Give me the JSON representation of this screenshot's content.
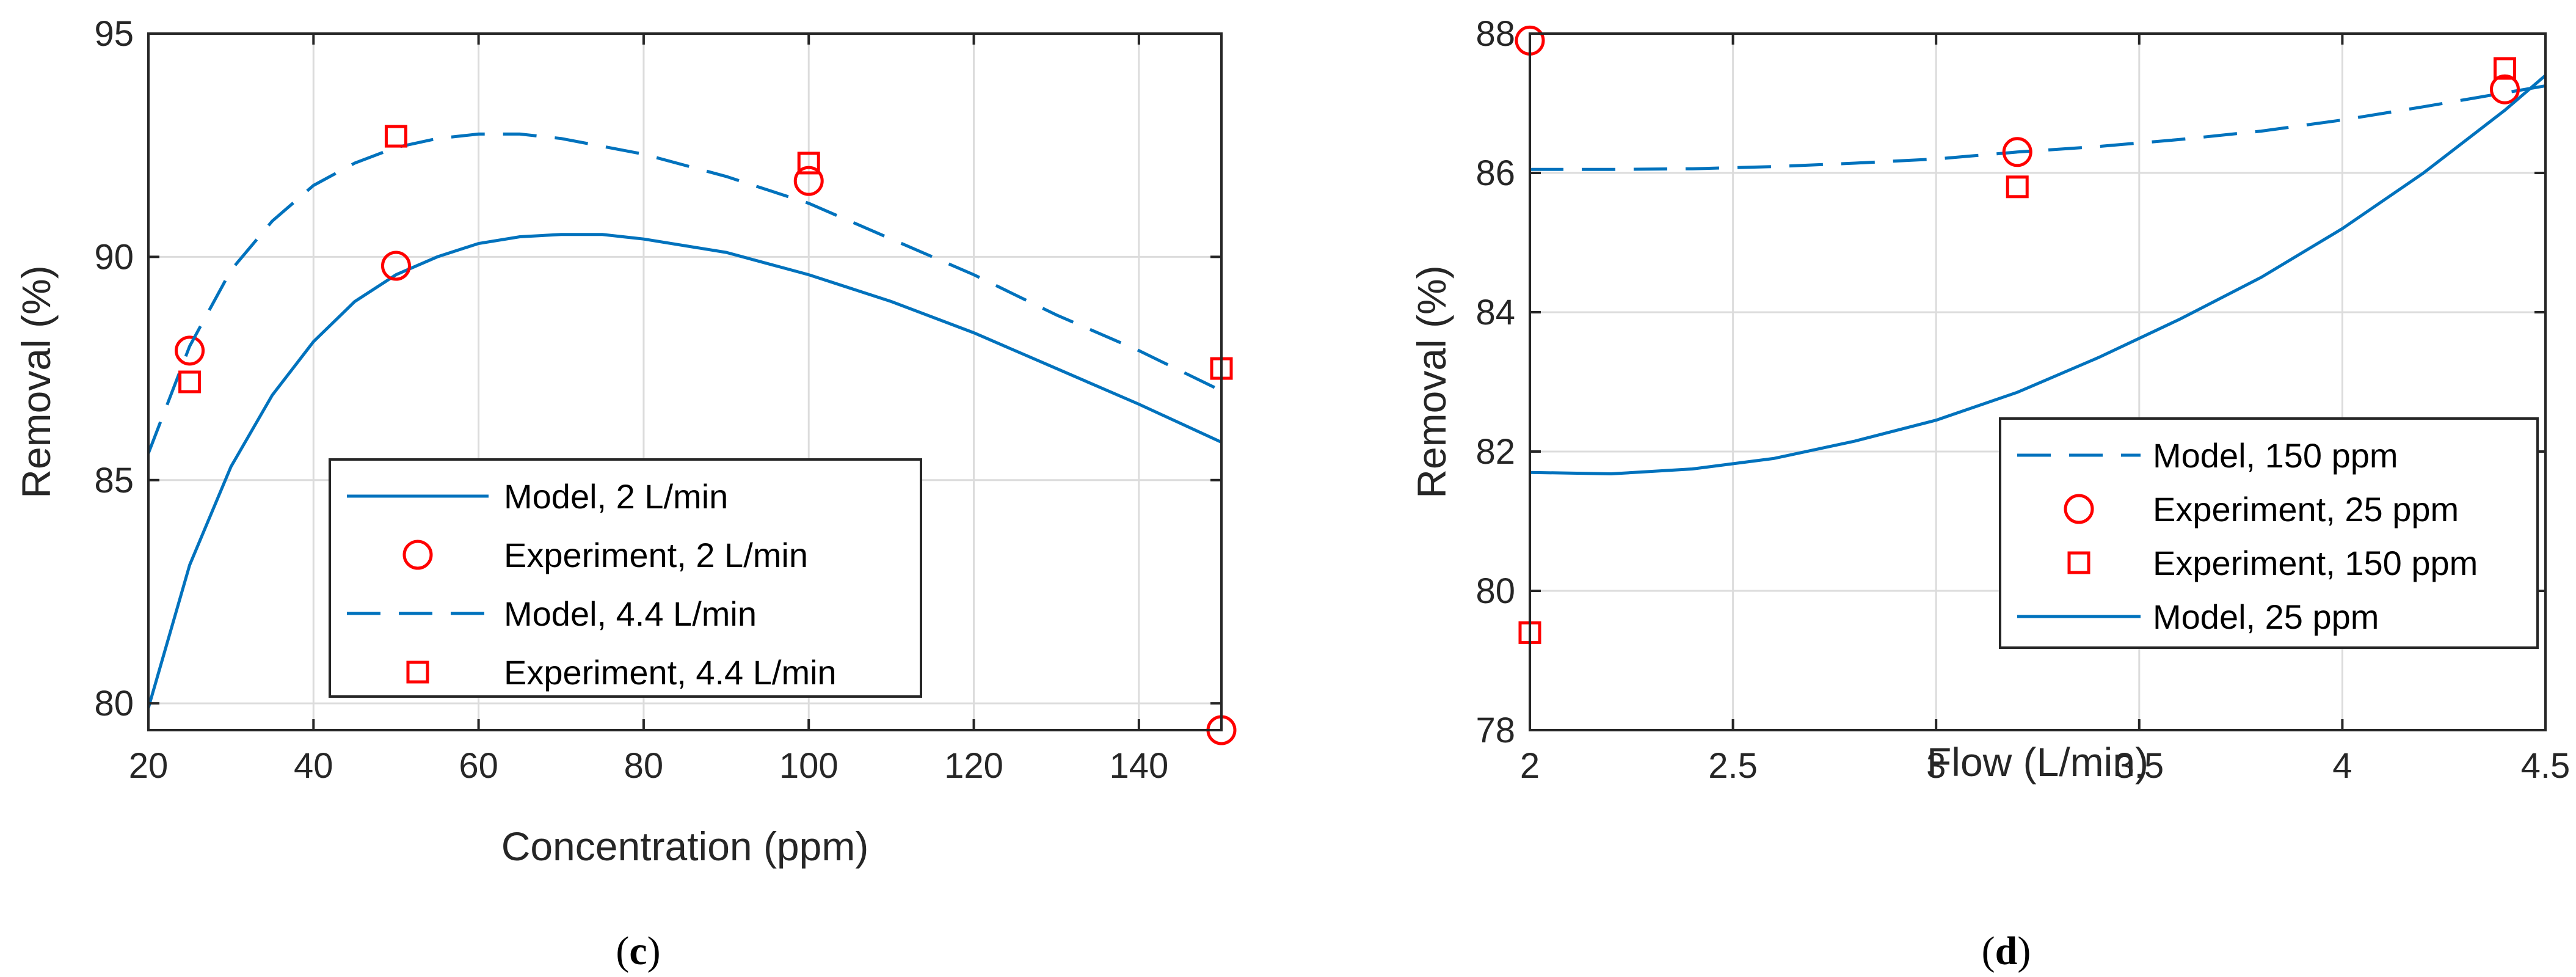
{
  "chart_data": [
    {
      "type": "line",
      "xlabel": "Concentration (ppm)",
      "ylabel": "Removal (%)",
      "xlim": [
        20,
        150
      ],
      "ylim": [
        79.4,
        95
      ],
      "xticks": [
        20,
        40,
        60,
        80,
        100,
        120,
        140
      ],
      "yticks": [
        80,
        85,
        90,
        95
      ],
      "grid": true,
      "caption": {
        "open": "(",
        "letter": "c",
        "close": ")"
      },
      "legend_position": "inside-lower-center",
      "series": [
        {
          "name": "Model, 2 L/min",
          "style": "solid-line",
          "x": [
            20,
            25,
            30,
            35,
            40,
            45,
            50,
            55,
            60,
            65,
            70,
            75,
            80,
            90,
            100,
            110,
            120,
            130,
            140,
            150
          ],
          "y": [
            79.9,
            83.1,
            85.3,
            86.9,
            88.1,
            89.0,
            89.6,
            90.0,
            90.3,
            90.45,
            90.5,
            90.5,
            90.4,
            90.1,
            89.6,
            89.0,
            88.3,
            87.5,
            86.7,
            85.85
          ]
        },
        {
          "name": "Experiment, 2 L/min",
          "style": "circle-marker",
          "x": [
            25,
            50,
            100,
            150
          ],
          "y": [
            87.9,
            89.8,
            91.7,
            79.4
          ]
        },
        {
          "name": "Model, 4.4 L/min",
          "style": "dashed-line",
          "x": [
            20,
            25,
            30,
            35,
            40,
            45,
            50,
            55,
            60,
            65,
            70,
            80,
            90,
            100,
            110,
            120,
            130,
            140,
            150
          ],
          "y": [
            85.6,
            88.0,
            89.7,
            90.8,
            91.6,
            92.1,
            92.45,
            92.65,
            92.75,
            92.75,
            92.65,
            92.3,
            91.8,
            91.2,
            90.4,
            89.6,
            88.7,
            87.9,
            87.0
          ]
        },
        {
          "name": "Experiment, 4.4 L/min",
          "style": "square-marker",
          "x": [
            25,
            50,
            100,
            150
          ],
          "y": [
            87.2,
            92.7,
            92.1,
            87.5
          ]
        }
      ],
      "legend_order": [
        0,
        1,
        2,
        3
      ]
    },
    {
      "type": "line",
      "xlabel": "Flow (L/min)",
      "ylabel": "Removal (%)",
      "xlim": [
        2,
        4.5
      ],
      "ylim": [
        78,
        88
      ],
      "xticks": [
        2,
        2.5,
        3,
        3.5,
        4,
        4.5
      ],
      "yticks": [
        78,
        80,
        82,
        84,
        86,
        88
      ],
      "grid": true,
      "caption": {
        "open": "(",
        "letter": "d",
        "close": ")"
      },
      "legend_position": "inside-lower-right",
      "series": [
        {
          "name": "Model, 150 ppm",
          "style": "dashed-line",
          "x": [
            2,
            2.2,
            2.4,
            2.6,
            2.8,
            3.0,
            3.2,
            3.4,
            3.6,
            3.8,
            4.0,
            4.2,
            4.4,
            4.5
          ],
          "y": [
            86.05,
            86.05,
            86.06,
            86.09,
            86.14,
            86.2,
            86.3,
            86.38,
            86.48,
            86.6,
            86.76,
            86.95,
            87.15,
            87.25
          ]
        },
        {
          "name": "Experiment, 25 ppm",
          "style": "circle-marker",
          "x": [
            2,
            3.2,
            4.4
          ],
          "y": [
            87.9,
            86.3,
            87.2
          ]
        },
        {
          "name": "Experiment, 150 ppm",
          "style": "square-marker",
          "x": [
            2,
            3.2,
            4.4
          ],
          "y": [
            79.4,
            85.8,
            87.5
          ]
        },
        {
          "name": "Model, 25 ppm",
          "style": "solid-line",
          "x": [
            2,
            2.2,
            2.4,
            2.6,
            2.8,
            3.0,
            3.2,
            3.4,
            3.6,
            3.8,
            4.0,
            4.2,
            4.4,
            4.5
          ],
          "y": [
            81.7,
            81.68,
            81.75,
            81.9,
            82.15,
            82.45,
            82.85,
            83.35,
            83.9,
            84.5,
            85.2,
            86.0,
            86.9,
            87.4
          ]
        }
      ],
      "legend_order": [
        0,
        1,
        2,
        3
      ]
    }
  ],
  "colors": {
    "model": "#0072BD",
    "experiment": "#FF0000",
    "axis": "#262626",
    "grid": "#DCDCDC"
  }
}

▸ Task requirements:
From the listing above, collect each line in which the string "inside" appears.

▸ Task output:
      "legend_position": "inside-lower-center",
      "legend_position": "inside-lower-right",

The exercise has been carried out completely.